Work required =>
Go through the listing and copy each line with the string "科学应对".

[Recorded data]
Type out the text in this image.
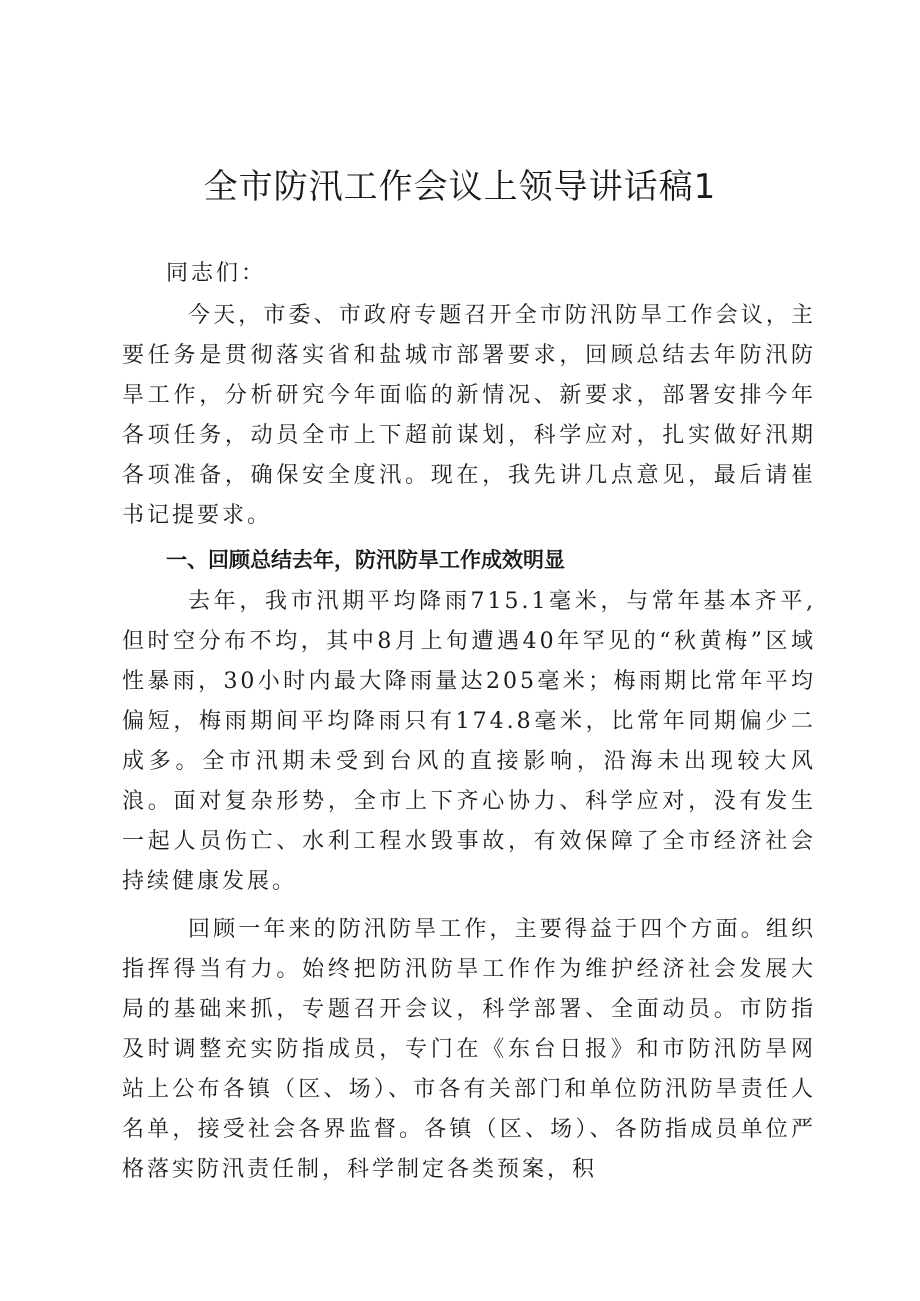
全市防汛工作会议上领导讲话稿1

同志们：

今天，市委、市政府专题召开全市防汛防旱工作会议，主要任务是贯彻落实省和盐城市部署要求，回顾总结去年防汛防旱工作，分析研究今年面临的新情况、新要求，部署安排今年各项任务，动员全市上下超前谋划，科学应对，扎实做好汛期各项准备，确保安全度汛。现在，我先讲几点意见，最后请崔书记提要求。

一、回顾总结去年，防汛防旱工作成效明显

去年，我市汛期平均降雨715.1毫米，与常年基本齐平,但时空分布不均，其中8月上旬遭遇40年罕见的“秋黄梅”区域性暴雨，30小时内最大降雨量达205毫米；梅雨期比常年平均偏短，梅雨期间平均降雨只有174.8毫米，比常年同期偏少二成多。全市汛期未受到台风的直接影响，沿海未出现较大风浪。面对复杂形势，全市上下齐心协力、科学应对，没有发生一起人员伤亡、水利工程水毁事故，有效保障了全市经济社会持续健康发展。

回顾一年来的防汛防旱工作，主要得益于四个方面。组织指挥得当有力。始终把防汛防旱工作作为维护经济社会发展大局的基础来抓，专题召开会议，科学部署、全面动员。市防指及时调整充实防指成员，专门在《东台日报》和市防汛防旱网站上公布各镇（区、场）、市各有关部门和单位防汛防旱责任人名单，接受社会各界监督。各镇（区、场）、各防指成员单位严格落实防汛责任制，科学制定各类预案，积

Solution below =>
今天，市委、市政府专题召开全市防汛防旱工作会议，主要任务是贯彻落实省和盐城市部署要求，回顾总结去年防汛防旱工作，分析研究今年面临的新情况、新要求，部署安排今年各项任务，动员全市上下超前谋划，科学应对，扎实做好汛期各项准备，确保安全度汛。现在，我先讲几点意见，最后请崔书记提要求。
去年，我市汛期平均降雨715.1毫米，与常年基本齐平,但时空分布不均，其中8月上旬遭遇40年罕见的“秋黄梅”区域性暴雨，30小时内最大降雨量达205毫米；梅雨期比常年平均偏短，梅雨期间平均降雨只有174.8毫米，比常年同期偏少二成多。全市汛期未受到台风的直接影响，沿海未出现较大风浪。面对复杂形势，全市上下齐心协力、科学应对，没有发生一起人员伤亡、水利工程水毁事故，有效保障了全市经济社会持续健康发展。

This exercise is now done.